TASK STATEMENT: Can you write out the whole listing exactly?

RECORDS:
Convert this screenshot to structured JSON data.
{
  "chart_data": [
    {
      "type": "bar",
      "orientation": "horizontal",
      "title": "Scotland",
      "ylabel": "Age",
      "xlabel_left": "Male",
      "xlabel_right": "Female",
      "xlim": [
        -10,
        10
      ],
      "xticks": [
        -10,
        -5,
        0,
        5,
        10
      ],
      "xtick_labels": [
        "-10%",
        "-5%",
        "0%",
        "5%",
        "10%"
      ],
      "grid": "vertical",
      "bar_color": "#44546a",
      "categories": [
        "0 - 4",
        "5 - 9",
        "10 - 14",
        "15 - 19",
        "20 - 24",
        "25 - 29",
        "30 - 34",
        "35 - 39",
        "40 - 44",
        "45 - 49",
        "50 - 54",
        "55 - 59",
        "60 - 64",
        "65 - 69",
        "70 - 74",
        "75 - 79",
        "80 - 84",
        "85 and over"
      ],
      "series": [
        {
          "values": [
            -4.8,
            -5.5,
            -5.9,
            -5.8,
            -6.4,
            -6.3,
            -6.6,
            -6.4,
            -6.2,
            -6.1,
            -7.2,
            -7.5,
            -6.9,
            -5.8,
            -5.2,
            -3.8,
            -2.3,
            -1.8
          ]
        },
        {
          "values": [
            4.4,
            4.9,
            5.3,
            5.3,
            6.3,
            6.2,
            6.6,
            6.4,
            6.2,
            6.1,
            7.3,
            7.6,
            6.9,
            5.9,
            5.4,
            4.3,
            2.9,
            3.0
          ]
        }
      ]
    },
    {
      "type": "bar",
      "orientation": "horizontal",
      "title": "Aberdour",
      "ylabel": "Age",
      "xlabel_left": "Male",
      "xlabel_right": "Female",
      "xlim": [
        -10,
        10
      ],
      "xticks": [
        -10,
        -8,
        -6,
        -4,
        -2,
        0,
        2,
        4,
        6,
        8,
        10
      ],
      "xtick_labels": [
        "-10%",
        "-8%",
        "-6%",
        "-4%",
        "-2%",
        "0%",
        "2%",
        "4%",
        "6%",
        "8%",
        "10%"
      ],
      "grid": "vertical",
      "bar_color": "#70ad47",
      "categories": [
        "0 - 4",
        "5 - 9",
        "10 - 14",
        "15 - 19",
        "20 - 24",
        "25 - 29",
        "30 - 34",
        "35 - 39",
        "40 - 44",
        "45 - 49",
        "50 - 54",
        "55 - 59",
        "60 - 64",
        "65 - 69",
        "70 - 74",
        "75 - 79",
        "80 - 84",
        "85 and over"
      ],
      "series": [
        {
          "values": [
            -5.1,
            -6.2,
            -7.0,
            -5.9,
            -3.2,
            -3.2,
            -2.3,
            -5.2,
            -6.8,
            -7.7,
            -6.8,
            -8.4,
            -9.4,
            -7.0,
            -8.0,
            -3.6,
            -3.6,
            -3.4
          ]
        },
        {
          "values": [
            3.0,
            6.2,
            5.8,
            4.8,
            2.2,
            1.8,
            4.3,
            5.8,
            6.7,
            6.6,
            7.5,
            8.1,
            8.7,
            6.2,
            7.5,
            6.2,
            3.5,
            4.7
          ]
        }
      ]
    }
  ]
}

RESPONSE TO THE EXERCISE:
Convert this screenshot to structured JSON data.
{
  "chart_data": [
    {
      "type": "bar",
      "orientation": "horizontal",
      "title": "Scotland",
      "ylabel": "Age",
      "xlabel_left": "Male",
      "xlabel_right": "Female",
      "xlim": [
        -10,
        10
      ],
      "xticks": [
        -10,
        -5,
        0,
        5,
        10
      ],
      "xtick_labels": [
        "-10%",
        "-5%",
        "0%",
        "5%",
        "10%"
      ],
      "grid": "vertical",
      "bar_color": "#44546a",
      "categories": [
        "0 - 4",
        "5 - 9",
        "10 - 14",
        "15 - 19",
        "20 - 24",
        "25 - 29",
        "30 - 34",
        "35 - 39",
        "40 - 44",
        "45 - 49",
        "50 - 54",
        "55 - 59",
        "60 - 64",
        "65 - 69",
        "70 - 74",
        "75 - 79",
        "80 - 84",
        "85 and over"
      ],
      "series": [
        {
          "values": [
            -4.8,
            -5.5,
            -5.9,
            -5.8,
            -6.4,
            -6.3,
            -6.6,
            -6.4,
            -6.2,
            -6.1,
            -7.2,
            -7.5,
            -6.9,
            -5.8,
            -5.2,
            -3.8,
            -2.3,
            -1.8
          ]
        },
        {
          "values": [
            4.4,
            4.9,
            5.3,
            5.3,
            6.3,
            6.2,
            6.6,
            6.4,
            6.2,
            6.1,
            7.3,
            7.6,
            6.9,
            5.9,
            5.4,
            4.3,
            2.9,
            3.0
          ]
        }
      ]
    },
    {
      "type": "bar",
      "orientation": "horizontal",
      "title": "Aberdour",
      "ylabel": "Age",
      "xlabel_left": "Male",
      "xlabel_right": "Female",
      "xlim": [
        -10,
        10
      ],
      "xticks": [
        -10,
        -8,
        -6,
        -4,
        -2,
        0,
        2,
        4,
        6,
        8,
        10
      ],
      "xtick_labels": [
        "-10%",
        "-8%",
        "-6%",
        "-4%",
        "-2%",
        "0%",
        "2%",
        "4%",
        "6%",
        "8%",
        "10%"
      ],
      "grid": "vertical",
      "bar_color": "#70ad47",
      "categories": [
        "0 - 4",
        "5 - 9",
        "10 - 14",
        "15 - 19",
        "20 - 24",
        "25 - 29",
        "30 - 34",
        "35 - 39",
        "40 - 44",
        "45 - 49",
        "50 - 54",
        "55 - 59",
        "60 - 64",
        "65 - 69",
        "70 - 74",
        "75 - 79",
        "80 - 84",
        "85 and over"
      ],
      "series": [
        {
          "values": [
            -5.1,
            -6.2,
            -7.0,
            -5.9,
            -3.2,
            -3.2,
            -2.3,
            -5.2,
            -6.8,
            -7.7,
            -6.8,
            -8.4,
            -9.4,
            -7.0,
            -8.0,
            -3.6,
            -3.6,
            -3.4
          ]
        },
        {
          "values": [
            3.0,
            6.2,
            5.8,
            4.8,
            2.2,
            1.8,
            4.3,
            5.8,
            6.7,
            6.6,
            7.5,
            8.1,
            8.7,
            6.2,
            7.5,
            6.2,
            3.5,
            4.7
          ]
        }
      ]
    }
  ]
}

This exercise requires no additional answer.